Quote all of the data exactly as given. Skip every picture it contains.

Supplied entries:
((

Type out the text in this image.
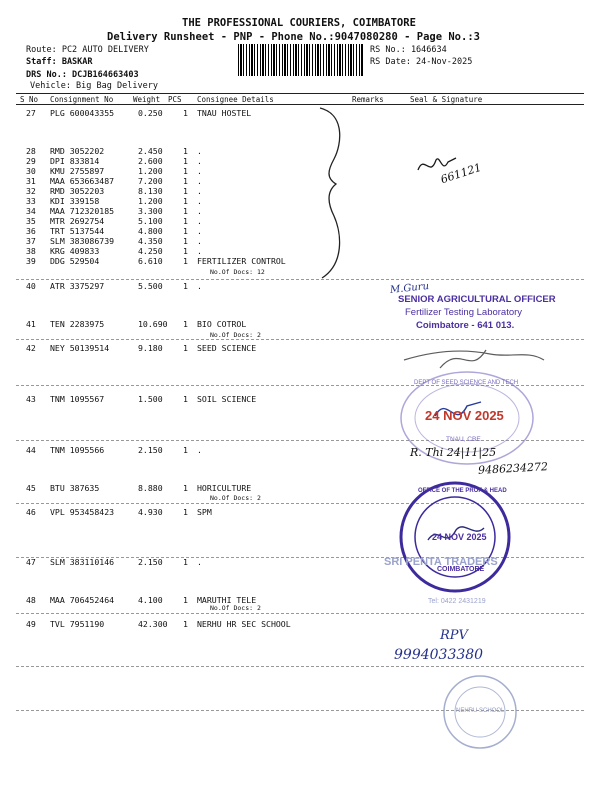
THE PROFESSIONAL COURIERS, COIMBATORE
Delivery Runsheet - PNP - Phone No.:9047080280 - Page No.:3
Route: PC2 AUTO DELIVERY
Staff: BASKAR
DRS No.: DCJB164663403
Vehicle: Big Bag Delivery
RS No.: 1646634
RS Date: 24-Nov-2025
S No Consignment No	Weight PCS Consignee Details	Remarks	Seal & Signature
27 PLG 600043355	0.250 1 TNAU HOSTEL
28 RMD 3052202	2.450 1 .
29 DPI 833814	2.600 1 .
30 KMU 2755897	1.200 1 .
31 MAA 653663487	7.200 1 .
32 RMD 3052203	8.130 1 .
33 KDI 339158	1.200 1 .
34 MAA 712320185	3.300 1 .
35 MTR 2692754	5.100 1 .
36 TRT 5137544	4.800 1 .
37 SLM 383086739	4.350 1 .
38 KRG 409833	4.250 1 .
39 DDG 529504	6.610 1 FERTILIZER CONTROL
40 ATR 3375297	5.500 1 .
41 TEN 2283975	10.690 1 BIO COTROL
42 NEY 50139514	9.180 1 SEED SCIENCE
43 TNM 1095567	1.500 1 SOIL SCIENCE
44 TNM 1095566	2.150 1 .
45 BTU 387635	8.880 1 HORICULTURE
46 VPL 953458423	4.930 1 SPM
47 SLM 383110146	2.150 1 .
48 MAA 706452464	4.100 1 MARUTHI TELE
49 TVL 7951190	42.300 1 NERHU HR SEC SCHOOL
No.Of Docs: 12
No.Of Docs: 2
No.Of Docs: 2
No.Of Docs: 2
661121
M.Guru
SENIOR AGRICULTURAL OFFICER
Fertilizer Testing Laboratory
Coimbatore - 641 013.
DEPT OF SEED SCIENCE AND TECH
24 NOV 2025
TNAU, CBE
R. Thi 24|11|25
9486234272
OFFICE OF THE PROF & HEAD
24 NOV 2025
COIMBATORE
SRI PENTA TRADERS
Tel: 0422 2431219
RPV
9994033380
NEHRU SCHOOL
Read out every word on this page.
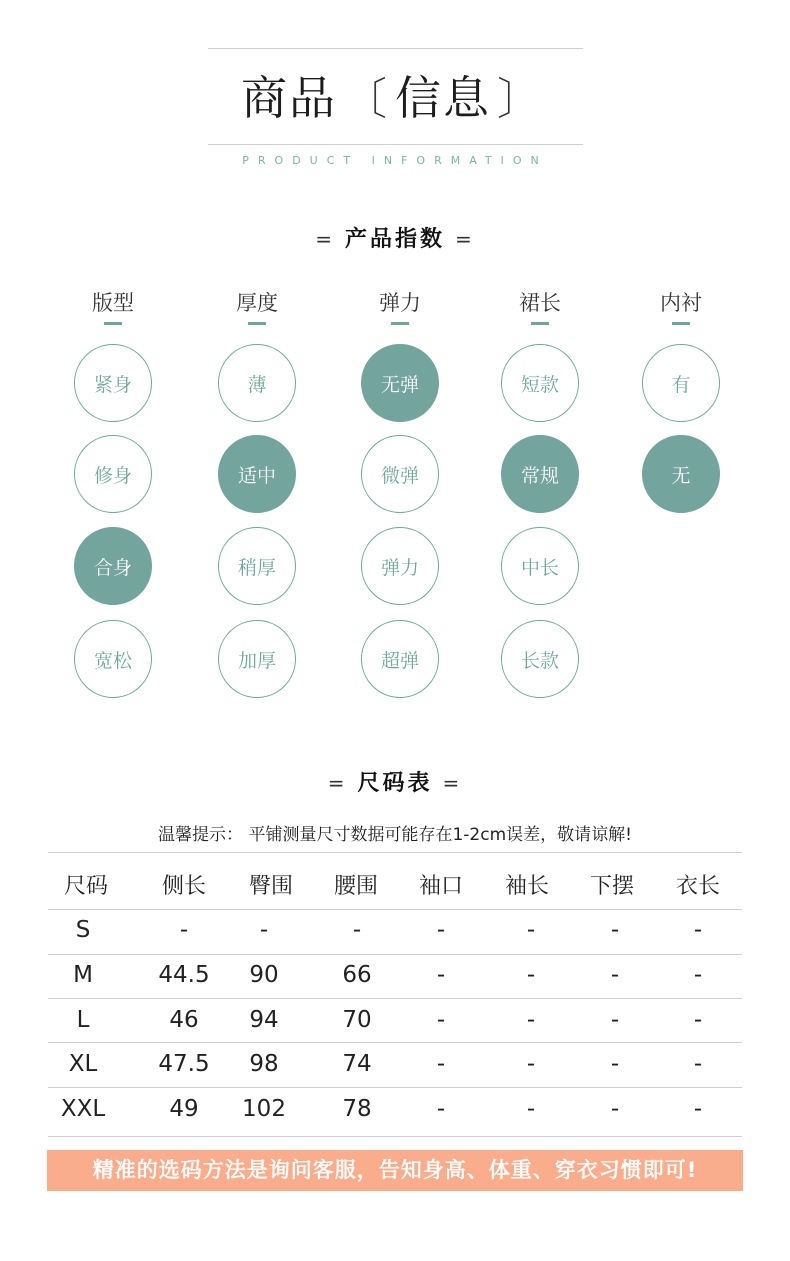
商品 〔 信息 〕
PRODUCT INFORMATION
= 产品指数 =
版型
紧身
修身
合身
宽松
厚度
薄
适中
稍厚
加厚
弹力
无弹
微弹
弹力
超弹
裙长
短款
常规
中长
长款
内衬
有
无
= 尺码表 =
温馨提示： 平铺测量尺寸数据可能存在1-2cm误差，敬请谅解!
尺码	侧长	臀围	腰围	袖口	袖长	下摆	衣长
S	-	-	-	-	-	-	-
M	44.5	90	66	-	-	-	-
L	46	94	70	-	-	-	-
XL	47.5	98	74	-	-	-	-
XXL	49	102	78	-	-	-	-
精准的选码方法是询问客服，告知身高、体重、穿衣习惯即可!
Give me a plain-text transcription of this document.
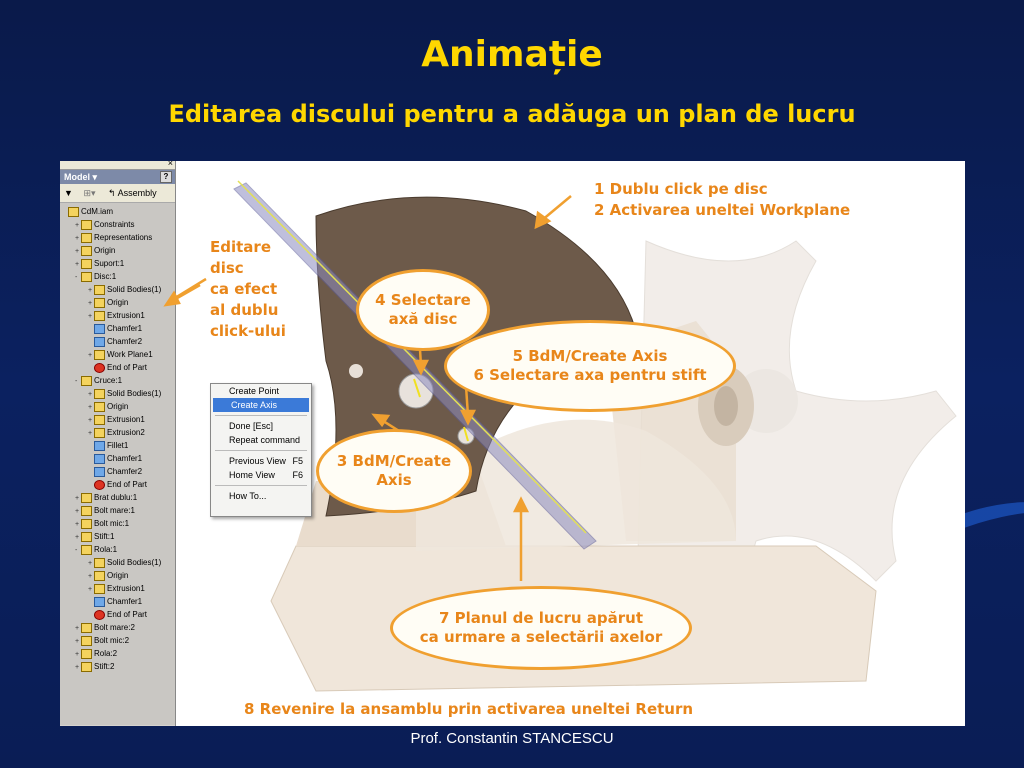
Animație
Editarea discului pentru a adăuga un plan de lucru
×
Model ▾	?
▼ ⊞▾ ↰ Assembly
CdM.iam
+ Constraints
+ Representations
+ Origin
+ Suport:1
- Disc:1
+ Solid Bodies(1)
+ Origin
+ Extrusion1
Chamfer1
Chamfer2
+ Work Plane1
End of Part
- Cruce:1
+ Solid Bodies(1)
+ Origin
+ Extrusion1
+ Extrusion2
Fillet1
Chamfer1
Chamfer2
End of Part
+ Brat dublu:1
+ Bolt mare:1
+ Bolt mic:1
+ Stift:1
- Rola:1
+ Solid Bodies(1)
+ Origin
+ Extrusion1
Chamfer1
End of Part
+ Bolt mare:2
+ Bolt mic:2
+ Rola:2
+ Stift:2
Create Point
Create Axis
Done [Esc]
Repeat command
Previous View F5
Home View F6
How To...
1 Dublu click pe disc
2 Activarea uneltei Workplane
Editare
disc
ca efect
al dublu
click-ului
4 Selectare
axă disc
5 BdM/Create Axis
6 Selectare axa pentru stift
3 BdM/Create
Axis
7 Planul de lucru apărut
ca urmare a selectării axelor
8 Revenire la ansamblu prin activarea uneltei Return
Prof. Constantin STANCESCU
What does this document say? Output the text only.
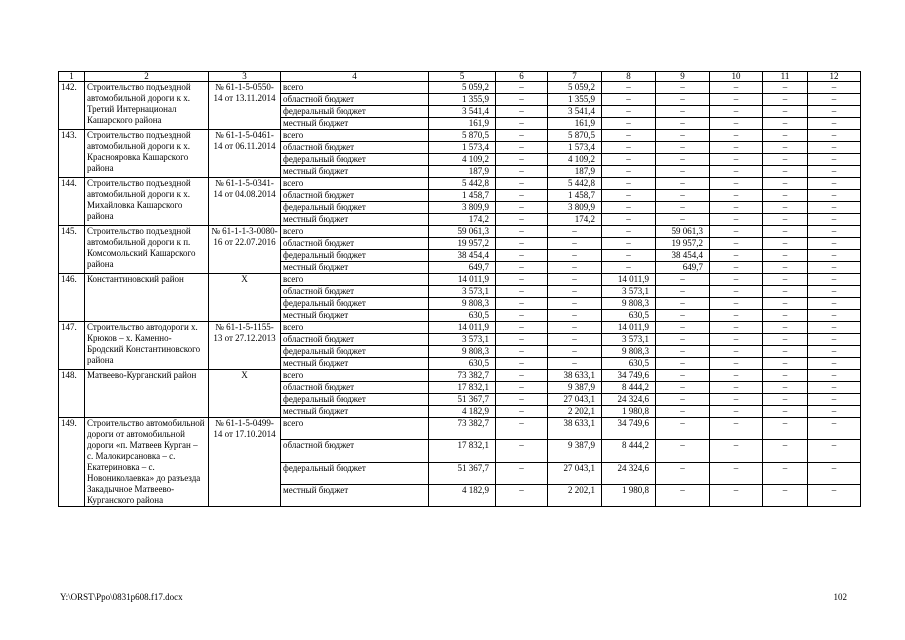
1	2	3	4	5	6	7	8	9	10	11	12
142.	Строительство подъездной автомобильной дороги к х. Третий Интернационал Кашарского района	№ 61-1-5-0550-14 от 13.11.2014	всего	5 059,2	–	5 059,2	–	–	–	–	–
			областной бюджет	1 355,9	–	1 355,9	–	–	–	–	–
			федеральный бюджет	3 541,4	–	3 541,4	–	–	–	–	–
			местный бюджет	161,9	–	161,9	–	–	–	–	–
143.	Строительство подъездной автомобильной дороги к х. Краснояровка Кашарского района	№ 61-1-5-0461-14 от 06.11.2014	всего	5 870,5	–	5 870,5	–	–	–	–	–
			областной бюджет	1 573,4	–	1 573,4	–	–	–	–	–
			федеральный бюджет	4 109,2	–	4 109,2	–	–	–	–	–
			местный бюджет	187,9	–	187,9	–	–	–	–	–
144.	Строительство подъездной автомобильной дороги к х. Михайловка Кашарского района	№ 61-1-5-0341-14 от 04.08.2014	всего	5 442,8	–	5 442,8	–	–	–	–	–
			областной бюджет	1 458,7	–	1 458,7	–	–	–	–	–
			федеральный бюджет	3 809,9	–	3 809,9	–	–	–	–	–
			местный бюджет	174,2	–	174,2	–	–	–	–	–
145.	Строительство подъездной автомобильной дороги к п. Комсомольский Кашарского района	№ 61-1-1-3-0080-16 от 22.07.2016	всего	59 061,3	–	–	–	59 061,3	–	–	–
			областной бюджет	19 957,2	–	–	–	19 957,2	–	–	–
			федеральный бюджет	38 454,4	–	–	–	38 454,4	–	–	–
			местный бюджет	649,7	–	–	–	649,7	–	–	–
146.	Константиновский район	Х	всего	14 011,9	–	–	14 011,9	–	–	–	–
			областной бюджет	3 573,1	–	–	3 573,1	–	–	–	–
			федеральный бюджет	9 808,3	–	–	9 808,3	–	–	–	–
			местный бюджет	630,5	–	–	630,5	–	–	–	–
147.	Строительство автодороги х. Крюков – х. Каменно-Бродский Константиновского района	№ 61-1-5-1155-13 от 27.12.2013	всего	14 011,9	–	–	14 011,9	–	–	–	–
			областной бюджет	3 573,1	–	–	3 573,1	–	–	–	–
			федеральный бюджет	9 808,3	–	–	9 808,3	–	–	–	–
			местный бюджет	630,5	–	–	630,5	–	–	–	–
148.	Матвеево-Курганский район	Х	всего	73 382,7	–	38 633,1	34 749,6	–	–	–	–
			областной бюджет	17 832,1	–	9 387,9	8 444,2	–	–	–	–
			федеральный бюджет	51 367,7	–	27 043,1	24 324,6	–	–	–	–
			местный бюджет	4 182,9	–	2 202,1	1 980,8	–	–	–	–
149.	Строительство автомобильной дороги от автомобильной дороги «п. Матвеев Курган – с. Малокирсановка – с. Екатериновка – с. Новониколаевка» до разъезда Закадычное Матвеево-Курганского района	№ 61-1-5-0499-14 от 17.10.2014	всего	73 382,7	–	38 633,1	34 749,6	–	–	–	–
			областной бюджет	17 832,1	–	9 387,9	8 444,2	–	–	–	–
			федеральный бюджет	51 367,7	–	27 043,1	24 324,6	–	–	–	–
			местный бюджет	4 182,9	–	2 202,1	1 980,8	–	–	–	–
Y:\ORST\Ppo\0831p608.f17.docx	102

))

In response:
Type out the text in this image.
THE PROFESSIONAL COURIERS, COIMBATORE
Delivery Runsheet - PNP - Phone No.:9047080280 - Page No.:3
Route: PC2 AUTO DELIVERY
Staff: BASKAR
DRS No.: DCJB164663403
Vehicle: Big Bag Delivery
RS No.: 1646634
RS Date: 24-Nov-2025
S No Consignment No	Weight PCS Consignee Details	Remarks	Seal & Signature
27 PLG 600043355	0.250 1 TNAU HOSTEL
28 RMD 3052202	2.450 1 .
29 DPI 833814	2.600 1 .
30 KMU 2755897	1.200 1 .
31 MAA 653663487	7.200 1 .
32 RMD 3052203	8.130 1 .
33 KDI 339158	1.200 1 .
34 MAA 712320185	3.300 1 .
35 MTR 2692754	5.100 1 .
36 TRT 5137544	4.800 1 .
37 SLM 383086739	4.350 1 .
38 KRG 409833	4.250 1 .
39 DDG 529504	6.610 1 FERTILIZER CONTROL
40 ATR 3375297	5.500 1 .
41 TEN 2283975	10.690 1 BIO COTROL
42 NEY 50139514	9.180 1 SEED SCIENCE
43 TNM 1095567	1.500 1 SOIL SCIENCE
44 TNM 1095566	2.150 1 .
45 BTU 387635	8.880 1 HORICULTURE
46 VPL 953458423	4.930 1 SPM
47 SLM 383110146	2.150 1 .
48 MAA 706452464	4.100 1 MARUTHI TELE
49 TVL 7951190	42.300 1 NERHU HR SEC SCHOOL
No.Of Docs: 12
No.Of Docs: 2
No.Of Docs: 2
No.Of Docs: 2
661121
M.Guru
SENIOR AGRICULTURAL OFFICER
Fertilizer Testing Laboratory
Coimbatore - 641 013.
DEPT OF SEED SCIENCE AND TECH
24 NOV 2025
TNAU, CBE
R. Thi 24|11|25
9486234272
OFFICE OF THE PROF & HEAD
24 NOV 2025
COIMBATORE
SRI PENTA TRADERS
Tel: 0422 2431219
RPV
9994033380
NEHRU SCHOOL
Read out every word on this page.
商品 〔 信息 〕
PRODUCT INFORMATION
= 产品指数 =
版型
紧身
修身
合身
宽松
厚度
薄
适中
稍厚
加厚
弹力
无弹
微弹
弹力
超弹
裙长
短款
常规
中长
长款
内衬
有
无
= 尺码表 =
温馨提示： 平铺测量尺寸数据可能存在1-2cm误差，敬请谅解!
尺码	侧长	臀围	腰围	袖口	袖长	下摆	衣长
S	-	-	-	-	-	-	-
M	44.5	90	66	-	-	-	-
L	46	94	70	-	-	-	-
XL	47.5	98	74	-	-	-	-
XXL	49	102	78	-	-	-	-
精准的选码方法是询问客服，告知身高、体重、穿衣习惯即可!
Give me a plain-text transcription of this document.
Animație
Editarea discului pentru a adăuga un plan de lucru
×
Model ▾	?
▼ ⊞▾ ↰ Assembly
CdM.iam
+ Constraints
+ Representations
+ Origin
+ Suport:1
- Disc:1
+ Solid Bodies(1)
+ Origin
+ Extrusion1
Chamfer1
Chamfer2
+ Work Plane1
End of Part
- Cruce:1
+ Solid Bodies(1)
+ Origin
+ Extrusion1
+ Extrusion2
Fillet1
Chamfer1
Chamfer2
End of Part
+ Brat dublu:1
+ Bolt mare:1
+ Bolt mic:1
+ Stift:1
- Rola:1
+ Solid Bodies(1)
+ Origin
+ Extrusion1
Chamfer1
End of Part
+ Bolt mare:2
+ Bolt mic:2
+ Rola:2
+ Stift:2
Create Point
Create Axis
Done [Esc]
Repeat command
Previous View F5
Home View F6
How To...
1 Dublu click pe disc
2 Activarea uneltei Workplane
Editare
disc
ca efect
al dublu
click-ului
4 Selectare
axă disc
5 BdM/Create Axis
6 Selectare axa pentru stift
3 BdM/Create
Axis
7 Planul de lucru apărut
ca urmare a selectării axelor
8 Revenire la ansamblu prin activarea uneltei Return
Prof. Constantin STANCESCU
What does this document say? Output the text only.
1	2	3	4	5	6	7	8	9	10	11	12
142.	Строительство подъездной автомобильной дороги к х. Третий Интернационал Кашарского района	№ 61-1-5-0550-14 от 13.11.2014	всего	5 059,2	–	5 059,2	–	–	–	–	–
			областной бюджет	1 355,9	–	1 355,9	–	–	–	–	–
			федеральный бюджет	3 541,4	–	3 541,4	–	–	–	–	–
			местный бюджет	161,9	–	161,9	–	–	–	–	–
143.	Строительство подъездной автомобильной дороги к х. Краснояровка Кашарского района	№ 61-1-5-0461-14 от 06.11.2014	всего	5 870,5	–	5 870,5	–	–	–	–	–
			областной бюджет	1 573,4	–	1 573,4	–	–	–	–	–
			федеральный бюджет	4 109,2	–	4 109,2	–	–	–	–	–
			местный бюджет	187,9	–	187,9	–	–	–	–	–
144.	Строительство подъездной автомобильной дороги к х. Михайловка Кашарского района	№ 61-1-5-0341-14 от 04.08.2014	всего	5 442,8	–	5 442,8	–	–	–	–	–
			областной бюджет	1 458,7	–	1 458,7	–	–	–	–	–
			федеральный бюджет	3 809,9	–	3 809,9	–	–	–	–	–
			местный бюджет	174,2	–	174,2	–	–	–	–	–
145.	Строительство подъездной автомобильной дороги к п. Комсомольский Кашарского района	№ 61-1-1-3-0080-16 от 22.07.2016	всего	59 061,3	–	–	–	59 061,3	–	–	–
			областной бюджет	19 957,2	–	–	–	19 957,2	–	–	–
			федеральный бюджет	38 454,4	–	–	–	38 454,4	–	–	–
			местный бюджет	649,7	–	–	–	649,7	–	–	–
146.	Константиновский район	Х	всего	14 011,9	–	–	14 011,9	–	–	–	–
			областной бюджет	3 573,1	–	–	3 573,1	–	–	–	–
			федеральный бюджет	9 808,3	–	–	9 808,3	–	–	–	–
			местный бюджет	630,5	–	–	630,5	–	–	–	–
147.	Строительство автодороги х. Крюков – х. Каменно-Бродский Константиновского района	№ 61-1-5-1155-13 от 27.12.2013	всего	14 011,9	–	–	14 011,9	–	–	–	–
			областной бюджет	3 573,1	–	–	3 573,1	–	–	–	–
			федеральный бюджет	9 808,3	–	–	9 808,3	–	–	–	–
			местный бюджет	630,5	–	–	630,5	–	–	–	–
148.	Матвеево-Курганский район	Х	всего	73 382,7	–	38 633,1	34 749,6	–	–	–	–
			областной бюджет	17 832,1	–	9 387,9	8 444,2	–	–	–	–
			федеральный бюджет	51 367,7	–	27 043,1	24 324,6	–	–	–	–
			местный бюджет	4 182,9	–	2 202,1	1 980,8	–	–	–	–
149.	Строительство автомобильной дороги от автомобильной дороги «п. Матвеев Курган – с. Малокирсановка – с. Екатериновка – с. Новониколаевка» до разъезда Закадычное Матвеево-Курганского района	№ 61-1-5-0499-14 от 17.10.2014	всего	73 382,7	–	38 633,1	34 749,6	–	–	–	–
			областной бюджет	17 832,1	–	9 387,9	8 444,2	–	–	–	–
			федеральный бюджет	51 367,7	–	27 043,1	24 324,6	–	–	–	–
			местный бюджет	4 182,9	–	2 202,1	1 980,8	–	–	–	–
Y:\ORST\Ppo\0831p608.f17.docx	102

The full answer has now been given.